Dataset records

[Start]

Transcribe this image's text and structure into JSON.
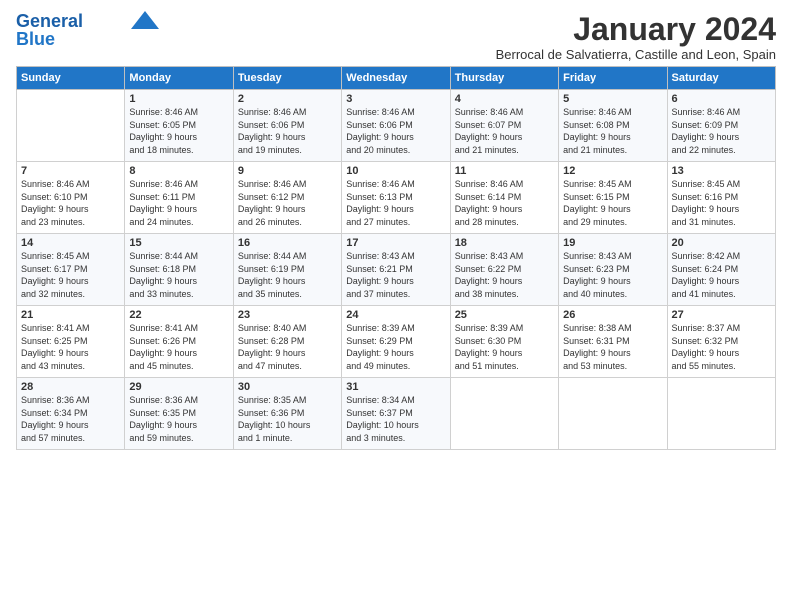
{
  "logo": {
    "line1": "General",
    "line2": "Blue"
  },
  "title": "January 2024",
  "subtitle": "Berrocal de Salvatierra, Castille and Leon, Spain",
  "days_header": [
    "Sunday",
    "Monday",
    "Tuesday",
    "Wednesday",
    "Thursday",
    "Friday",
    "Saturday"
  ],
  "weeks": [
    [
      {
        "num": "",
        "info": ""
      },
      {
        "num": "1",
        "info": "Sunrise: 8:46 AM\nSunset: 6:05 PM\nDaylight: 9 hours\nand 18 minutes."
      },
      {
        "num": "2",
        "info": "Sunrise: 8:46 AM\nSunset: 6:06 PM\nDaylight: 9 hours\nand 19 minutes."
      },
      {
        "num": "3",
        "info": "Sunrise: 8:46 AM\nSunset: 6:06 PM\nDaylight: 9 hours\nand 20 minutes."
      },
      {
        "num": "4",
        "info": "Sunrise: 8:46 AM\nSunset: 6:07 PM\nDaylight: 9 hours\nand 21 minutes."
      },
      {
        "num": "5",
        "info": "Sunrise: 8:46 AM\nSunset: 6:08 PM\nDaylight: 9 hours\nand 21 minutes."
      },
      {
        "num": "6",
        "info": "Sunrise: 8:46 AM\nSunset: 6:09 PM\nDaylight: 9 hours\nand 22 minutes."
      }
    ],
    [
      {
        "num": "7",
        "info": "Sunrise: 8:46 AM\nSunset: 6:10 PM\nDaylight: 9 hours\nand 23 minutes."
      },
      {
        "num": "8",
        "info": "Sunrise: 8:46 AM\nSunset: 6:11 PM\nDaylight: 9 hours\nand 24 minutes."
      },
      {
        "num": "9",
        "info": "Sunrise: 8:46 AM\nSunset: 6:12 PM\nDaylight: 9 hours\nand 26 minutes."
      },
      {
        "num": "10",
        "info": "Sunrise: 8:46 AM\nSunset: 6:13 PM\nDaylight: 9 hours\nand 27 minutes."
      },
      {
        "num": "11",
        "info": "Sunrise: 8:46 AM\nSunset: 6:14 PM\nDaylight: 9 hours\nand 28 minutes."
      },
      {
        "num": "12",
        "info": "Sunrise: 8:45 AM\nSunset: 6:15 PM\nDaylight: 9 hours\nand 29 minutes."
      },
      {
        "num": "13",
        "info": "Sunrise: 8:45 AM\nSunset: 6:16 PM\nDaylight: 9 hours\nand 31 minutes."
      }
    ],
    [
      {
        "num": "14",
        "info": "Sunrise: 8:45 AM\nSunset: 6:17 PM\nDaylight: 9 hours\nand 32 minutes."
      },
      {
        "num": "15",
        "info": "Sunrise: 8:44 AM\nSunset: 6:18 PM\nDaylight: 9 hours\nand 33 minutes."
      },
      {
        "num": "16",
        "info": "Sunrise: 8:44 AM\nSunset: 6:19 PM\nDaylight: 9 hours\nand 35 minutes."
      },
      {
        "num": "17",
        "info": "Sunrise: 8:43 AM\nSunset: 6:21 PM\nDaylight: 9 hours\nand 37 minutes."
      },
      {
        "num": "18",
        "info": "Sunrise: 8:43 AM\nSunset: 6:22 PM\nDaylight: 9 hours\nand 38 minutes."
      },
      {
        "num": "19",
        "info": "Sunrise: 8:43 AM\nSunset: 6:23 PM\nDaylight: 9 hours\nand 40 minutes."
      },
      {
        "num": "20",
        "info": "Sunrise: 8:42 AM\nSunset: 6:24 PM\nDaylight: 9 hours\nand 41 minutes."
      }
    ],
    [
      {
        "num": "21",
        "info": "Sunrise: 8:41 AM\nSunset: 6:25 PM\nDaylight: 9 hours\nand 43 minutes."
      },
      {
        "num": "22",
        "info": "Sunrise: 8:41 AM\nSunset: 6:26 PM\nDaylight: 9 hours\nand 45 minutes."
      },
      {
        "num": "23",
        "info": "Sunrise: 8:40 AM\nSunset: 6:28 PM\nDaylight: 9 hours\nand 47 minutes."
      },
      {
        "num": "24",
        "info": "Sunrise: 8:39 AM\nSunset: 6:29 PM\nDaylight: 9 hours\nand 49 minutes."
      },
      {
        "num": "25",
        "info": "Sunrise: 8:39 AM\nSunset: 6:30 PM\nDaylight: 9 hours\nand 51 minutes."
      },
      {
        "num": "26",
        "info": "Sunrise: 8:38 AM\nSunset: 6:31 PM\nDaylight: 9 hours\nand 53 minutes."
      },
      {
        "num": "27",
        "info": "Sunrise: 8:37 AM\nSunset: 6:32 PM\nDaylight: 9 hours\nand 55 minutes."
      }
    ],
    [
      {
        "num": "28",
        "info": "Sunrise: 8:36 AM\nSunset: 6:34 PM\nDaylight: 9 hours\nand 57 minutes."
      },
      {
        "num": "29",
        "info": "Sunrise: 8:36 AM\nSunset: 6:35 PM\nDaylight: 9 hours\nand 59 minutes."
      },
      {
        "num": "30",
        "info": "Sunrise: 8:35 AM\nSunset: 6:36 PM\nDaylight: 10 hours\nand 1 minute."
      },
      {
        "num": "31",
        "info": "Sunrise: 8:34 AM\nSunset: 6:37 PM\nDaylight: 10 hours\nand 3 minutes."
      },
      {
        "num": "",
        "info": ""
      },
      {
        "num": "",
        "info": ""
      },
      {
        "num": "",
        "info": ""
      }
    ]
  ]
}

[End]

Extract the entries in full, exactly as they are, minus the pictures.

** Exercise answer **
Transcribe this image's text and structure into JSON.
{
  "logo": {
    "line1": "General",
    "line2": "Blue"
  },
  "title": "January 2024",
  "subtitle": "Berrocal de Salvatierra, Castille and Leon, Spain",
  "days_header": [
    "Sunday",
    "Monday",
    "Tuesday",
    "Wednesday",
    "Thursday",
    "Friday",
    "Saturday"
  ],
  "weeks": [
    [
      {
        "num": "",
        "info": ""
      },
      {
        "num": "1",
        "info": "Sunrise: 8:46 AM\nSunset: 6:05 PM\nDaylight: 9 hours\nand 18 minutes."
      },
      {
        "num": "2",
        "info": "Sunrise: 8:46 AM\nSunset: 6:06 PM\nDaylight: 9 hours\nand 19 minutes."
      },
      {
        "num": "3",
        "info": "Sunrise: 8:46 AM\nSunset: 6:06 PM\nDaylight: 9 hours\nand 20 minutes."
      },
      {
        "num": "4",
        "info": "Sunrise: 8:46 AM\nSunset: 6:07 PM\nDaylight: 9 hours\nand 21 minutes."
      },
      {
        "num": "5",
        "info": "Sunrise: 8:46 AM\nSunset: 6:08 PM\nDaylight: 9 hours\nand 21 minutes."
      },
      {
        "num": "6",
        "info": "Sunrise: 8:46 AM\nSunset: 6:09 PM\nDaylight: 9 hours\nand 22 minutes."
      }
    ],
    [
      {
        "num": "7",
        "info": "Sunrise: 8:46 AM\nSunset: 6:10 PM\nDaylight: 9 hours\nand 23 minutes."
      },
      {
        "num": "8",
        "info": "Sunrise: 8:46 AM\nSunset: 6:11 PM\nDaylight: 9 hours\nand 24 minutes."
      },
      {
        "num": "9",
        "info": "Sunrise: 8:46 AM\nSunset: 6:12 PM\nDaylight: 9 hours\nand 26 minutes."
      },
      {
        "num": "10",
        "info": "Sunrise: 8:46 AM\nSunset: 6:13 PM\nDaylight: 9 hours\nand 27 minutes."
      },
      {
        "num": "11",
        "info": "Sunrise: 8:46 AM\nSunset: 6:14 PM\nDaylight: 9 hours\nand 28 minutes."
      },
      {
        "num": "12",
        "info": "Sunrise: 8:45 AM\nSunset: 6:15 PM\nDaylight: 9 hours\nand 29 minutes."
      },
      {
        "num": "13",
        "info": "Sunrise: 8:45 AM\nSunset: 6:16 PM\nDaylight: 9 hours\nand 31 minutes."
      }
    ],
    [
      {
        "num": "14",
        "info": "Sunrise: 8:45 AM\nSunset: 6:17 PM\nDaylight: 9 hours\nand 32 minutes."
      },
      {
        "num": "15",
        "info": "Sunrise: 8:44 AM\nSunset: 6:18 PM\nDaylight: 9 hours\nand 33 minutes."
      },
      {
        "num": "16",
        "info": "Sunrise: 8:44 AM\nSunset: 6:19 PM\nDaylight: 9 hours\nand 35 minutes."
      },
      {
        "num": "17",
        "info": "Sunrise: 8:43 AM\nSunset: 6:21 PM\nDaylight: 9 hours\nand 37 minutes."
      },
      {
        "num": "18",
        "info": "Sunrise: 8:43 AM\nSunset: 6:22 PM\nDaylight: 9 hours\nand 38 minutes."
      },
      {
        "num": "19",
        "info": "Sunrise: 8:43 AM\nSunset: 6:23 PM\nDaylight: 9 hours\nand 40 minutes."
      },
      {
        "num": "20",
        "info": "Sunrise: 8:42 AM\nSunset: 6:24 PM\nDaylight: 9 hours\nand 41 minutes."
      }
    ],
    [
      {
        "num": "21",
        "info": "Sunrise: 8:41 AM\nSunset: 6:25 PM\nDaylight: 9 hours\nand 43 minutes."
      },
      {
        "num": "22",
        "info": "Sunrise: 8:41 AM\nSunset: 6:26 PM\nDaylight: 9 hours\nand 45 minutes."
      },
      {
        "num": "23",
        "info": "Sunrise: 8:40 AM\nSunset: 6:28 PM\nDaylight: 9 hours\nand 47 minutes."
      },
      {
        "num": "24",
        "info": "Sunrise: 8:39 AM\nSunset: 6:29 PM\nDaylight: 9 hours\nand 49 minutes."
      },
      {
        "num": "25",
        "info": "Sunrise: 8:39 AM\nSunset: 6:30 PM\nDaylight: 9 hours\nand 51 minutes."
      },
      {
        "num": "26",
        "info": "Sunrise: 8:38 AM\nSunset: 6:31 PM\nDaylight: 9 hours\nand 53 minutes."
      },
      {
        "num": "27",
        "info": "Sunrise: 8:37 AM\nSunset: 6:32 PM\nDaylight: 9 hours\nand 55 minutes."
      }
    ],
    [
      {
        "num": "28",
        "info": "Sunrise: 8:36 AM\nSunset: 6:34 PM\nDaylight: 9 hours\nand 57 minutes."
      },
      {
        "num": "29",
        "info": "Sunrise: 8:36 AM\nSunset: 6:35 PM\nDaylight: 9 hours\nand 59 minutes."
      },
      {
        "num": "30",
        "info": "Sunrise: 8:35 AM\nSunset: 6:36 PM\nDaylight: 10 hours\nand 1 minute."
      },
      {
        "num": "31",
        "info": "Sunrise: 8:34 AM\nSunset: 6:37 PM\nDaylight: 10 hours\nand 3 minutes."
      },
      {
        "num": "",
        "info": ""
      },
      {
        "num": "",
        "info": ""
      },
      {
        "num": "",
        "info": ""
      }
    ]
  ]
}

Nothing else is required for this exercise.